* begin Data shown *

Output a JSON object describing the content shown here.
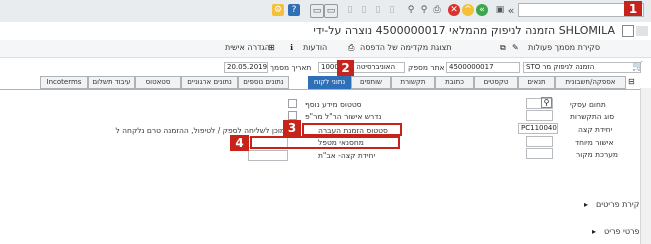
{
  "toolbar": {
    "icons": [
      "expand-icon",
      "save-icon",
      "back-icon",
      "exit-icon",
      "cancel-icon",
      "print-icon",
      "find-icon",
      "find-next-icon",
      "first-page-icon",
      "prev-page-icon",
      "next-page-icon",
      "last-page-icon",
      "new-session-icon",
      "shortcut-icon",
      "help-icon",
      "settings-icon"
    ],
    "command_value": ""
  },
  "title": "הזמנה לניפוק מהמלאי 4500000017 נוצרה על-ידי SHLOMILA",
  "menu": {
    "items": [
      "סקירת מסמך פעולות",
      "תצוגת מקדימה של הדפסה",
      "הודעות",
      "הגדרה אישית"
    ]
  },
  "header": {
    "doc_type": "STO הזמנה לניפוק מר",
    "doc_number": "4500000017",
    "supplier_label": "אתר מספק",
    "supplier_value": "1000 האוניברסיטה העב",
    "date_label": "תאריך מסמך",
    "date_value": "20.05.2019"
  },
  "tabs": [
    "אספקה/חשבונית",
    "תנאים",
    "טקסטים",
    "כתובת",
    "תקשורת",
    "שותפים",
    "נתוני לקוח",
    "נתונים נוספים",
    "נתונים ארגוניים",
    "סטאטוס",
    "עיבוד תשלום",
    "Incoterms"
  ],
  "form": {
    "customer": {
      "label": "תחום עסקי",
      "value": ""
    },
    "txn_type": {
      "label": "סוג התקשרות",
      "value": ""
    },
    "unit": {
      "label": "יחידת קצה",
      "value": "PC110040"
    },
    "special_approval": {
      "label": "אישור מיוחד",
      "value": ""
    },
    "source_system": {
      "label": "מערכת מקור",
      "value": ""
    },
    "extra_info_status": {
      "label": "סטטוס מידע נוסף"
    },
    "requires_approval": {
      "label": "נדרש אישור הר\"ל מר\"פ"
    },
    "order_status": {
      "label": "סטטוס הזמנת העברה",
      "value": "A",
      "desc": "מוכן לשליחה לספק / לטיפול, ההזמנה טרם נלקחה לליקוט במחסן"
    },
    "warehouse": {
      "label": "מחסנאי מטפל",
      "value": ""
    },
    "end_unit_abat": {
      "label": "יחידת קצה- אב\"ת",
      "value": ""
    }
  },
  "sections": {
    "items_review": "סקירת פריטים",
    "item_detail": "פרטי פריט"
  },
  "callouts": [
    "1",
    "2",
    "3",
    "4"
  ],
  "colors": {
    "accent": "#c8231a",
    "tab_active": "#2f6fb7"
  }
}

* end Data shown *

Set problem:
Each line above is to be copied verbatim. Drop any image from the copy.

Task output:
Output a JSON object describing the content shown here.
{
  "toolbar": {
    "icons": [
      "expand-icon",
      "save-icon",
      "back-icon",
      "exit-icon",
      "cancel-icon",
      "print-icon",
      "find-icon",
      "find-next-icon",
      "first-page-icon",
      "prev-page-icon",
      "next-page-icon",
      "last-page-icon",
      "new-session-icon",
      "shortcut-icon",
      "help-icon",
      "settings-icon"
    ],
    "command_value": ""
  },
  "title": "הזמנה לניפוק מהמלאי 4500000017 נוצרה על-ידי SHLOMILA",
  "menu": {
    "items": [
      "סקירת מסמך פעולות",
      "תצוגת מקדימה של הדפסה",
      "הודעות",
      "הגדרה אישית"
    ]
  },
  "header": {
    "doc_type": "STO הזמנה לניפוק מר",
    "doc_number": "4500000017",
    "supplier_label": "אתר מספק",
    "supplier_value": "1000 האוניברסיטה העב",
    "date_label": "תאריך מסמך",
    "date_value": "20.05.2019"
  },
  "tabs": [
    "אספקה/חשבונית",
    "תנאים",
    "טקסטים",
    "כתובת",
    "תקשורת",
    "שותפים",
    "נתוני לקוח",
    "נתונים נוספים",
    "נתונים ארגוניים",
    "סטאטוס",
    "עיבוד תשלום",
    "Incoterms"
  ],
  "form": {
    "customer": {
      "label": "תחום עסקי",
      "value": ""
    },
    "txn_type": {
      "label": "סוג התקשרות",
      "value": ""
    },
    "unit": {
      "label": "יחידת קצה",
      "value": "PC110040"
    },
    "special_approval": {
      "label": "אישור מיוחד",
      "value": ""
    },
    "source_system": {
      "label": "מערכת מקור",
      "value": ""
    },
    "extra_info_status": {
      "label": "סטטוס מידע נוסף"
    },
    "requires_approval": {
      "label": "נדרש אישור הר\"ל מר\"פ"
    },
    "order_status": {
      "label": "סטטוס הזמנת העברה",
      "value": "A",
      "desc": "מוכן לשליחה לספק / לטיפול, ההזמנה טרם נלקחה לליקוט במחסן"
    },
    "warehouse": {
      "label": "מחסנאי מטפל",
      "value": ""
    },
    "end_unit_abat": {
      "label": "יחידת קצה- אב\"ת",
      "value": ""
    }
  },
  "sections": {
    "items_review": "סקירת פריטים",
    "item_detail": "פרטי פריט"
  },
  "callouts": [
    "1",
    "2",
    "3",
    "4"
  ],
  "colors": {
    "accent": "#c8231a",
    "tab_active": "#2f6fb7"
  }
}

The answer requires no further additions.